» Records from a dataset:
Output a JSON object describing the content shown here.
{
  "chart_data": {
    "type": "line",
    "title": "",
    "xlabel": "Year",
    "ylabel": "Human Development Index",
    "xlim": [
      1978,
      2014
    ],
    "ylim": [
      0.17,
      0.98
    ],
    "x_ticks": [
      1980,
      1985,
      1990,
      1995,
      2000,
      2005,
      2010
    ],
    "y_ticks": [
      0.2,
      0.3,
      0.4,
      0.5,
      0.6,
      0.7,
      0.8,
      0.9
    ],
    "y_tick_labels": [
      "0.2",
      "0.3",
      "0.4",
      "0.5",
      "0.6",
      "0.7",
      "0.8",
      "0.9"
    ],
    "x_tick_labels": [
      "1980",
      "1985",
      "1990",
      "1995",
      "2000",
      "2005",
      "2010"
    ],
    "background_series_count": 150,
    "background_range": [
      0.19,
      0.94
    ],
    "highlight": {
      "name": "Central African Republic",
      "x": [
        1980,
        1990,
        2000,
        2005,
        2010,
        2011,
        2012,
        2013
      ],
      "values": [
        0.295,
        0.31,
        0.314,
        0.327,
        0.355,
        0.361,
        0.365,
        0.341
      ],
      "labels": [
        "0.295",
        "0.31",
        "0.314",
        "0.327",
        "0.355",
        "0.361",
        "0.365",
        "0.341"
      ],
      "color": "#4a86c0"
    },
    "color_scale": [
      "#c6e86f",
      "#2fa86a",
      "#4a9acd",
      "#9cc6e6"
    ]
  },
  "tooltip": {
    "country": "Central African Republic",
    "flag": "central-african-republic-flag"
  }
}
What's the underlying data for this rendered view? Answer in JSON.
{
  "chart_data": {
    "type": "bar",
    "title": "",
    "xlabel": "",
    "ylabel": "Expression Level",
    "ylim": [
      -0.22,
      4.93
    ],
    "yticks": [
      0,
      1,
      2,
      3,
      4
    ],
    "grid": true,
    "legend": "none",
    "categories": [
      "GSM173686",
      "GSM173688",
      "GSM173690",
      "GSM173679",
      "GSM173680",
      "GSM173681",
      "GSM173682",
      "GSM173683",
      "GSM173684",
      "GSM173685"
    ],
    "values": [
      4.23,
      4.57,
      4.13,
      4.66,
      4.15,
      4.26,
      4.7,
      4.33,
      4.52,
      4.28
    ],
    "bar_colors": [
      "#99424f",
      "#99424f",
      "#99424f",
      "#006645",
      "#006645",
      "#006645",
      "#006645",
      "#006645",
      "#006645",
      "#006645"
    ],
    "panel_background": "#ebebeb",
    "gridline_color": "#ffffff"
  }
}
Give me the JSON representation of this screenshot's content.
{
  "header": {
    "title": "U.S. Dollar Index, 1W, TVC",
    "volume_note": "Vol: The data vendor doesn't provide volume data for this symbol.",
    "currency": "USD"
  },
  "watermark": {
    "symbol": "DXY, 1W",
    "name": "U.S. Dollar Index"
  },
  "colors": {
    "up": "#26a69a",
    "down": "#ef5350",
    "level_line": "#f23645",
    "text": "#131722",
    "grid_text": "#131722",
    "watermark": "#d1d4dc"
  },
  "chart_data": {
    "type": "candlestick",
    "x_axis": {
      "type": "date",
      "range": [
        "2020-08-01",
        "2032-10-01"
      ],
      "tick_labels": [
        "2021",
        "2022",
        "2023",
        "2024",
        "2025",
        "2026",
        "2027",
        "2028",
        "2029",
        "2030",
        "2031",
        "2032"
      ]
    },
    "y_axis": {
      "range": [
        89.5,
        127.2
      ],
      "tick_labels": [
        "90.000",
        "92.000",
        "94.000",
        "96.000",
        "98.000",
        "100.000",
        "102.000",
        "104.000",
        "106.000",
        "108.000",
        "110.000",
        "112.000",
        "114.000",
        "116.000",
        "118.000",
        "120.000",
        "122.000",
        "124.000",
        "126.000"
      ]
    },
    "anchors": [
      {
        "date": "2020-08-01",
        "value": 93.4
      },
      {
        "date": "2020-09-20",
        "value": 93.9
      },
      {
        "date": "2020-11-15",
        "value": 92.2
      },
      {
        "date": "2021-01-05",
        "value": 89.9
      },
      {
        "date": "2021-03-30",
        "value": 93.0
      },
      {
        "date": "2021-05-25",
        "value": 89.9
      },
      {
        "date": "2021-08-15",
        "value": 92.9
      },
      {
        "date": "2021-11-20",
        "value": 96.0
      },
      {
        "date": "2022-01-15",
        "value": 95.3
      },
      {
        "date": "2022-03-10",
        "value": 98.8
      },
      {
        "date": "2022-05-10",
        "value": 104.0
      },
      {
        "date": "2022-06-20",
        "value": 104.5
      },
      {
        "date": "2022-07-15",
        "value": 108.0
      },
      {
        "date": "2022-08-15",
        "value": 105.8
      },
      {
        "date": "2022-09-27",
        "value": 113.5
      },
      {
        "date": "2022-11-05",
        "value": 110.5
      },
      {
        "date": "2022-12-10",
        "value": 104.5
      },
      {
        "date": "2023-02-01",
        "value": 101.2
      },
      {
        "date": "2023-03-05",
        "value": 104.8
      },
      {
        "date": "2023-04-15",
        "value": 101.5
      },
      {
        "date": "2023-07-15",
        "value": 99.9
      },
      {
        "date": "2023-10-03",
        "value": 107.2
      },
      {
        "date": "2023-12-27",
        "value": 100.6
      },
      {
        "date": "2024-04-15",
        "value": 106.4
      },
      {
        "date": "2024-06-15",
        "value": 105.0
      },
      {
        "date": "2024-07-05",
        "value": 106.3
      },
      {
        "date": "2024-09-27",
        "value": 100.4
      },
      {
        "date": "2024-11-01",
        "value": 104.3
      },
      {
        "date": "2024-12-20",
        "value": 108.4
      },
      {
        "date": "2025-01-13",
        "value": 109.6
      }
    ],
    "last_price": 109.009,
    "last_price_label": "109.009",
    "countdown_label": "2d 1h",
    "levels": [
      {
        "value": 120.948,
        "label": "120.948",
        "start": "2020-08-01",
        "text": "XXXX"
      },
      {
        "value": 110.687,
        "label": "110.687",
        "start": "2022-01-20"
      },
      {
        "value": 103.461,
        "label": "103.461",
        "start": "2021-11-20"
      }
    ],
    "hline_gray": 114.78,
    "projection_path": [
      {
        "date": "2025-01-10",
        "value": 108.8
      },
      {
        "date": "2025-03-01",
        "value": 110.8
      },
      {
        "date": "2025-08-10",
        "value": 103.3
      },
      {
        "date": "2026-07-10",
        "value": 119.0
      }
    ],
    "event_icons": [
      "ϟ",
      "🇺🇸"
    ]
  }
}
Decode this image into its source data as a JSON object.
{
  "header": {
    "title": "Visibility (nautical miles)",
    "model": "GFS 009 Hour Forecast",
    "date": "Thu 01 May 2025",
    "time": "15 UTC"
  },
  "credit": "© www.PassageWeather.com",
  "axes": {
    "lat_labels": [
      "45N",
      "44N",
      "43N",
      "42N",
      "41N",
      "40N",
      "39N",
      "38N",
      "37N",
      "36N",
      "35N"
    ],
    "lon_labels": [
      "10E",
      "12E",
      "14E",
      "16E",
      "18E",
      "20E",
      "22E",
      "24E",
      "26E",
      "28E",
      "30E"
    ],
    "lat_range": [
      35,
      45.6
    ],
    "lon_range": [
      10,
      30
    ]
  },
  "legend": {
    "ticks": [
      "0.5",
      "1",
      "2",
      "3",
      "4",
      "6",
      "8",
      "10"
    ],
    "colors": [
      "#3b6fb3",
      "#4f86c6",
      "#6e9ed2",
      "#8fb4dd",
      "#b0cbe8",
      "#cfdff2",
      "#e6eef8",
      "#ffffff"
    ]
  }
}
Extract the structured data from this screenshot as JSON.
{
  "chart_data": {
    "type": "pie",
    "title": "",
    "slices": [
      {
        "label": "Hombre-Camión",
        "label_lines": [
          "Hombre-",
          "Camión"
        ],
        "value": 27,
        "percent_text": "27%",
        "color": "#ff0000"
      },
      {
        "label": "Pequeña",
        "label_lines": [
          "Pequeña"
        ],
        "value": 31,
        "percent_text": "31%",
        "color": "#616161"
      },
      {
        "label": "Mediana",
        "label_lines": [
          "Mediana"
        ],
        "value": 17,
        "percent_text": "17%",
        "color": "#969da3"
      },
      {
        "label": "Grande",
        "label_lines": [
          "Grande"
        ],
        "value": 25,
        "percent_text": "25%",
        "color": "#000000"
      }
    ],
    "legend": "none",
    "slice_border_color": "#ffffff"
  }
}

» Brief: Extract every line from the one containing "Extract the structured" through the last line of the data, inclusive, exactly as written.

» Output of the exercise:
Extract the structured data from this screenshot as JSON.
{
  "chart_data": {
    "type": "pie",
    "title": "",
    "slices": [
      {
        "label": "Hombre-Camión",
        "label_lines": [
          "Hombre-",
          "Camión"
        ],
        "value": 27,
        "percent_text": "27%",
        "color": "#ff0000"
      },
      {
        "label": "Pequeña",
        "label_lines": [
          "Pequeña"
        ],
        "value": 31,
        "percent_text": "31%",
        "color": "#616161"
      },
      {
        "label": "Mediana",
        "label_lines": [
          "Mediana"
        ],
        "value": 17,
        "percent_text": "17%",
        "color": "#969da3"
      },
      {
        "label": "Grande",
        "label_lines": [
          "Grande"
        ],
        "value": 25,
        "percent_text": "25%",
        "color": "#000000"
      }
    ],
    "legend": "none",
    "slice_border_color": "#ffffff"
  }
}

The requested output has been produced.